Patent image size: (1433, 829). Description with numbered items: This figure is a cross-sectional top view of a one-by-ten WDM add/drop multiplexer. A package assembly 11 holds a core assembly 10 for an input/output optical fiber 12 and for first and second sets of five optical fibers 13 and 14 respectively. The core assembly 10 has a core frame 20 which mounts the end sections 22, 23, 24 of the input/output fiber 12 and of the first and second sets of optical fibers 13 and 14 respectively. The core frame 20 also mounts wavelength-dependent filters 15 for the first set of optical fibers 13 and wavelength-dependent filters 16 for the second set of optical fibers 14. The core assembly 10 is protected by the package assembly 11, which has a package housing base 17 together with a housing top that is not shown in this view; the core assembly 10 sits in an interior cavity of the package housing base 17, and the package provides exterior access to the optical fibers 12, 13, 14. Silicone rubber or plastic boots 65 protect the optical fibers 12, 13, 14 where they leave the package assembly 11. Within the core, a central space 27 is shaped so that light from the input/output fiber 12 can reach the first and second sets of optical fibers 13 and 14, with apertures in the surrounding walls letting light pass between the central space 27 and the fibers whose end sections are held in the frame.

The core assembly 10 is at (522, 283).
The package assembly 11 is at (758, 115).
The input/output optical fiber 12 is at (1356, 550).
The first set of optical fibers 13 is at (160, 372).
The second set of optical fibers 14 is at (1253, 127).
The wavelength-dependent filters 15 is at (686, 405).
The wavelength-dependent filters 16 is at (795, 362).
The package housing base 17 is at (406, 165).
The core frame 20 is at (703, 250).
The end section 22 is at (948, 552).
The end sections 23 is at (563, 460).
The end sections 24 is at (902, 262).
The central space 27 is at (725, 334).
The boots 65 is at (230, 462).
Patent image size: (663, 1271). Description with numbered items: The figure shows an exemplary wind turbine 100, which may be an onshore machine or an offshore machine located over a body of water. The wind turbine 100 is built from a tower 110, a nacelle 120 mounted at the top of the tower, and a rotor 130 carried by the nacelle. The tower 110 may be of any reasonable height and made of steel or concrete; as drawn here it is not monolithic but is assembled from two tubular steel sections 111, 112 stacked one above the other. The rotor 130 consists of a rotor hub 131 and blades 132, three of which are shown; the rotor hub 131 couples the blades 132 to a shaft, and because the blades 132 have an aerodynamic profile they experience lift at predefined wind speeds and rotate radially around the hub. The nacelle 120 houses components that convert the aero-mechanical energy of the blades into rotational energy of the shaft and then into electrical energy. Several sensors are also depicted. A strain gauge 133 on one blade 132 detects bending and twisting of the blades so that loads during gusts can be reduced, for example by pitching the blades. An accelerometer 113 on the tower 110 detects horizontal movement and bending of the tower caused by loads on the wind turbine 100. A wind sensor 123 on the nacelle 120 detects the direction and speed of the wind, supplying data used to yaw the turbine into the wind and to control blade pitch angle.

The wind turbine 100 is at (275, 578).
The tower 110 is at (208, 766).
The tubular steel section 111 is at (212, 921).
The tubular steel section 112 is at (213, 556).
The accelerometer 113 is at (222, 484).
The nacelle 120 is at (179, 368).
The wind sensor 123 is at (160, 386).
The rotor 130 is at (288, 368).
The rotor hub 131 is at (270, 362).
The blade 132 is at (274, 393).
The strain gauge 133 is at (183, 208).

**Exercise brief:**
Could you put the material into a numbered list, starting at its very first line and ending at the line containing "The core assembly 10 is at (522, 283).", with both of those lines included and blank lines dropped?

**Answer:**
1. Patent image size: (1433, 829). Description with numbered items: This figure is a cross-sectional top view of a one-by-ten WDM add/drop multiplexer. A package assembly 11 holds a core assembly 10 for an input/output optical fiber 12 and for first and second sets of five optical fibers 13 and 14 respectively. The core assembly 10 has a core frame 20 which mounts the end sections 22, 23, 24 of the input/output fiber 12 and of the first and second sets of optical fibers 13 and 14 respectively. The core frame 20 also mounts wavelength-dependent filters 15 for the first set of optical fibers 13 and wavelength-dependent filters 16 for the second set of optical fibers 14. The core assembly 10 is protected by the package assembly 11, which has a package housing base 17 together with a housing top that is not shown in this view; the core assembly 10 sits in an interior cavity of the package housing base 17, and the package provides exterior access to the optical fibers 12, 13, 14. Silicone rubber or plastic boots 65 protect the optical fibers 12, 13, 14 where they leave the package assembly 11. Within the core, a central space 27 is shaped so that light from the input/output fiber 12 can reach the first and second sets of optical fibers 13 and 14, with apertures in the surrounding walls letting light pass between the central space 27 and the fibers whose end sections are held in the frame.
2. The core assembly 10 is at (522, 283).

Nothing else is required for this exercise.